begin
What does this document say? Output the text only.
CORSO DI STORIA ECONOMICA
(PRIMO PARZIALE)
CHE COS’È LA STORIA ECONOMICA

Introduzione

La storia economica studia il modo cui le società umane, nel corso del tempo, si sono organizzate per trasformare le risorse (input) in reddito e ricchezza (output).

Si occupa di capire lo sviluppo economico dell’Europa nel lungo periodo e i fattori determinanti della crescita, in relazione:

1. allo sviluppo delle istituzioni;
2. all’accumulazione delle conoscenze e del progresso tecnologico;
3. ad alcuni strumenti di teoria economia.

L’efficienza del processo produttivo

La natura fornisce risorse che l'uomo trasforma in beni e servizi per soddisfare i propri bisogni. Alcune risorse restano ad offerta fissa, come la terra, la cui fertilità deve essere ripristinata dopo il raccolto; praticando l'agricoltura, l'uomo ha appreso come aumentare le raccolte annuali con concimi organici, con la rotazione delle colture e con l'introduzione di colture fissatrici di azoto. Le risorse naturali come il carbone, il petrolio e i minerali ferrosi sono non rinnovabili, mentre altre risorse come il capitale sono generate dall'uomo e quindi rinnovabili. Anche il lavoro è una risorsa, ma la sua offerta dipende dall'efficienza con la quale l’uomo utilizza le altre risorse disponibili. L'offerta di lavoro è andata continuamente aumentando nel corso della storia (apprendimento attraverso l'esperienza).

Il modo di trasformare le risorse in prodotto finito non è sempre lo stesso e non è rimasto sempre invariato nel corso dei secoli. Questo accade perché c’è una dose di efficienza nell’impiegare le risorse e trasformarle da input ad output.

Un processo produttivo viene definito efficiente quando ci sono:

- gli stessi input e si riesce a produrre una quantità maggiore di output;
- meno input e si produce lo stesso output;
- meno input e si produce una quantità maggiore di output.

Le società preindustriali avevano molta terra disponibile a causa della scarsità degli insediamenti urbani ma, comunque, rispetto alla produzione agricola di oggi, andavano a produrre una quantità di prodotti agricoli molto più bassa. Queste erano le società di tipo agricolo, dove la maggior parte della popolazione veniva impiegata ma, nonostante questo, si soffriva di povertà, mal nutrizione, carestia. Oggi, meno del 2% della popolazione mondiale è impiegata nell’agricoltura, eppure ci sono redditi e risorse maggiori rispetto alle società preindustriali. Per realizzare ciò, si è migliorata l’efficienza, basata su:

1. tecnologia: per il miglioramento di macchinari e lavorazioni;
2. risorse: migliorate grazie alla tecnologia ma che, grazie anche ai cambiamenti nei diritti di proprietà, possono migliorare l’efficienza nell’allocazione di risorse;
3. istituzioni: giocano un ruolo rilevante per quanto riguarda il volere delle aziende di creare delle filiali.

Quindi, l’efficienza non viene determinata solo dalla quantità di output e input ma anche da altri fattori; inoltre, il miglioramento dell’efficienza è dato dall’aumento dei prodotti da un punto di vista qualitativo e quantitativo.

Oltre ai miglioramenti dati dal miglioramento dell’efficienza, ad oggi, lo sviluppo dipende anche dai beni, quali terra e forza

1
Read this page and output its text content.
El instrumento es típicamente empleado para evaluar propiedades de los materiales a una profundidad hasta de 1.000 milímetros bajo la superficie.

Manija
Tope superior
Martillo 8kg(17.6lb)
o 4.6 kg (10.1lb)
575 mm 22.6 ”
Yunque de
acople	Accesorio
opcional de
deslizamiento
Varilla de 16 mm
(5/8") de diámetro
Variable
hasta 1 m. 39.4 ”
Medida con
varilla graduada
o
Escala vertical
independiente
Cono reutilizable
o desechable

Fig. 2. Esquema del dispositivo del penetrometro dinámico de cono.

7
end
Select every line in the records above that contains the word "fattori".

▶ [ANSWER IN FULL]
Si occupa di capire lo sviluppo economico dell’Europa nel lungo periodo e i fattori determinanti della crescita, in relazione:
Quindi, l’efficienza non viene determinata solo dalla quantità di output e input ma anche da altri fattori; inoltre, il miglioramento dell’efficienza è dato dall’aumento dei prodotti da un punto di vista qualitativo e quantitativo.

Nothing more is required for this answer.